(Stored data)
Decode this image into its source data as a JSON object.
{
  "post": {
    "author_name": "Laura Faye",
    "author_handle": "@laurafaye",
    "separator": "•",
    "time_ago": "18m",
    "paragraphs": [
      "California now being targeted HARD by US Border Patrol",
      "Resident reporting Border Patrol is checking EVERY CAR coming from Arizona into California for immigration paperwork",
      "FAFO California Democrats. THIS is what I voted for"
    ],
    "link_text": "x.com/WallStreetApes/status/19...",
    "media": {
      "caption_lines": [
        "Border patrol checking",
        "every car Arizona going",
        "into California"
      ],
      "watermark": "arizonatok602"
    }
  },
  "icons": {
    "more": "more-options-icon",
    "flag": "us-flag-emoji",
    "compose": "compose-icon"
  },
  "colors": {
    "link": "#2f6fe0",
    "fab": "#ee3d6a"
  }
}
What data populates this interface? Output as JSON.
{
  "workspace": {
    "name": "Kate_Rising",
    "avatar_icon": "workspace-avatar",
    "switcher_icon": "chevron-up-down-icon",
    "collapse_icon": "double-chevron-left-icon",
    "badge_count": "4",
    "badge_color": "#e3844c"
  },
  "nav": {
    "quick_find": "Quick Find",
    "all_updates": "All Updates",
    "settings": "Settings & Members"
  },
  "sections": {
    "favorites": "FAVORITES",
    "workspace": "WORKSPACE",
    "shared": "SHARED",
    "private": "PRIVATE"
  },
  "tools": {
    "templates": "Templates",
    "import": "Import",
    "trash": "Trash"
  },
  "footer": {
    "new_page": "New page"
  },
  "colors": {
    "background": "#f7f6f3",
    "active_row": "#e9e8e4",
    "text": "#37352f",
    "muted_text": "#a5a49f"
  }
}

• _Task description_:
Retype the records in full. Keep every line identical to the original.

• _Solution for this task_:
Decode this image into its source data as a JSON object.
{
  "post": {
    "author_name": "Laura Faye",
    "author_handle": "@laurafaye",
    "separator": "•",
    "time_ago": "18m",
    "paragraphs": [
      "California now being targeted HARD by US Border Patrol",
      "Resident reporting Border Patrol is checking EVERY CAR coming from Arizona into California for immigration paperwork",
      "FAFO California Democrats. THIS is what I voted for"
    ],
    "link_text": "x.com/WallStreetApes/status/19...",
    "media": {
      "caption_lines": [
        "Border patrol checking",
        "every car Arizona going",
        "into California"
      ],
      "watermark": "arizonatok602"
    }
  },
  "icons": {
    "more": "more-options-icon",
    "flag": "us-flag-emoji",
    "compose": "compose-icon"
  },
  "colors": {
    "link": "#2f6fe0",
    "fab": "#ee3d6a"
  }
}
What data populates this interface? Output as JSON.
{
  "workspace": {
    "name": "Kate_Rising",
    "avatar_icon": "workspace-avatar",
    "switcher_icon": "chevron-up-down-icon",
    "collapse_icon": "double-chevron-left-icon",
    "badge_count": "4",
    "badge_color": "#e3844c"
  },
  "nav": {
    "quick_find": "Quick Find",
    "all_updates": "All Updates",
    "settings": "Settings & Members"
  },
  "sections": {
    "favorites": "FAVORITES",
    "workspace": "WORKSPACE",
    "shared": "SHARED",
    "private": "PRIVATE"
  },
  "tools": {
    "templates": "Templates",
    "import": "Import",
    "trash": "Trash"
  },
  "footer": {
    "new_page": "New page"
  },
  "colors": {
    "background": "#f7f6f3",
    "active_row": "#e9e8e4",
    "text": "#37352f",
    "muted_text": "#a5a49f"
  }
}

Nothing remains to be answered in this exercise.